§ **Task details**
Exactly repeat all the records below, omitting the images they hold.

[Collection entries]
———

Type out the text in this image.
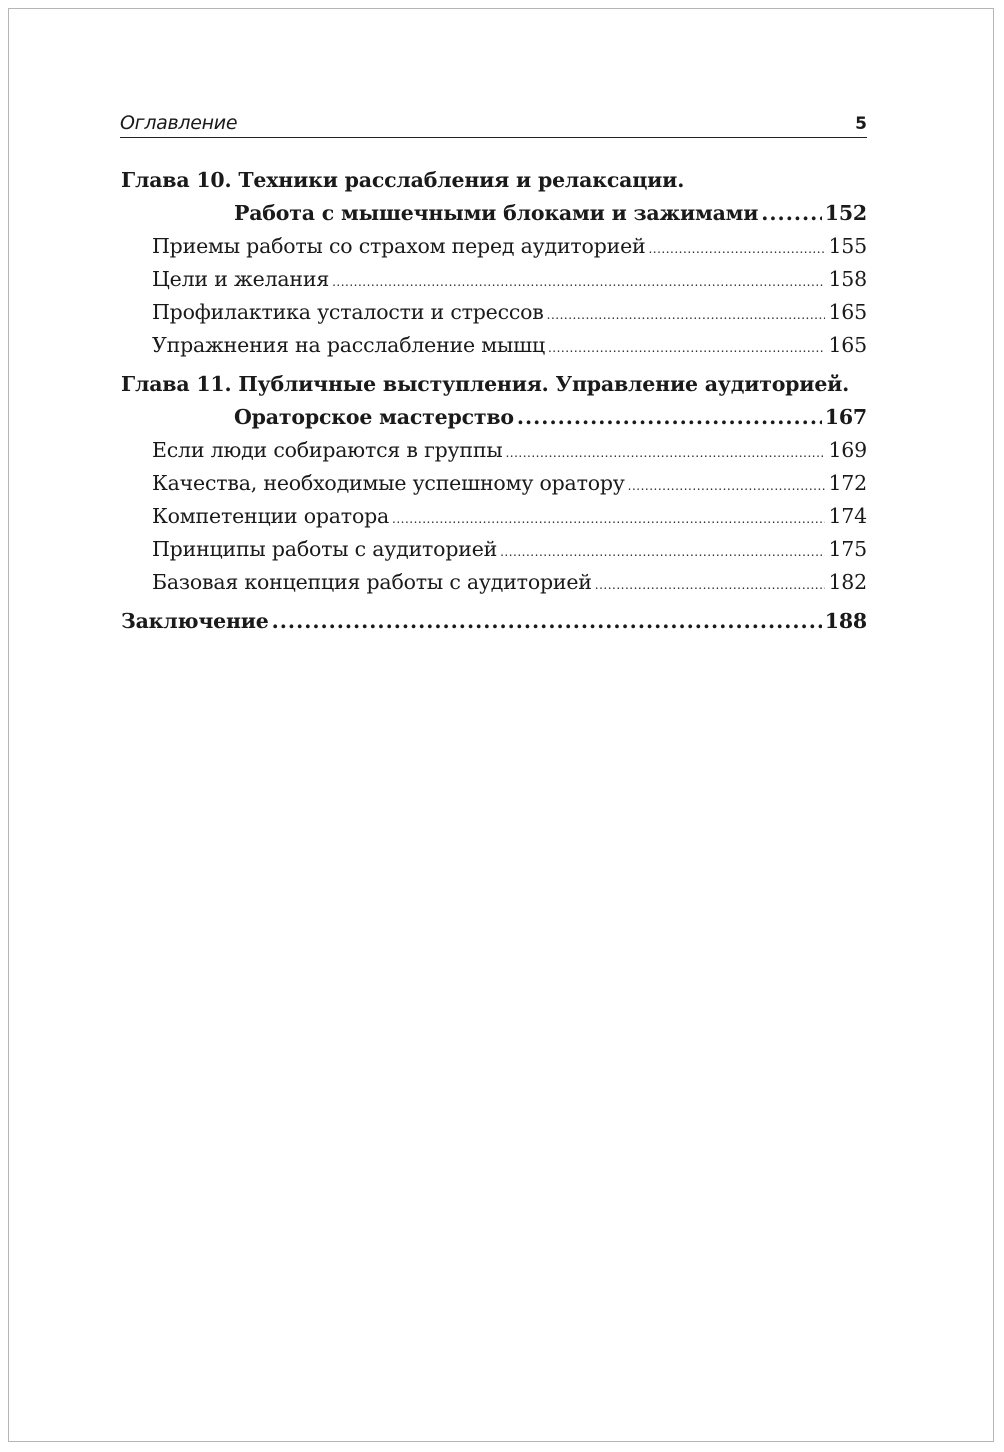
Оглавление	5
Глава 10. Техники расслабления и релаксации.
Работа с мышечными блоками и зажимами .....	152
Приемы работы со страхом перед аудиторией .....	155
Цели и желания .....	158
Профилактика усталости и стрессов .....	165
Упражнения на расслабление мышц .....	165
Глава 11. Публичные выступления. Управление аудиторией.
Ораторское мастерство .....	167
Если люди собираются в группы .....	169
Качества, необходимые успешному оратору .....	172
Компетенции оратора .....	174
Принципы работы с аудиторией .....	175
Базовая концепция работы с аудиторией .....	182
Заключение .....	188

———

§ **Result below**
Type out the text in this image.
Оглавление	5
Глава 10. Техники расслабления и релаксации.
Работа с мышечными блоками и зажимами .....	152
Приемы работы со страхом перед аудиторией .....	155
Цели и желания .....	158
Профилактика усталости и стрессов .....	165
Упражнения на расслабление мышц .....	165
Глава 11. Публичные выступления. Управление аудиторией.
Ораторское мастерство .....	167
Если люди собираются в группы .....	169
Качества, необходимые успешному оратору .....	172
Компетенции оратора .....	174
Принципы работы с аудиторией .....	175
Базовая концепция работы с аудиторией .....	182
Заключение .....	188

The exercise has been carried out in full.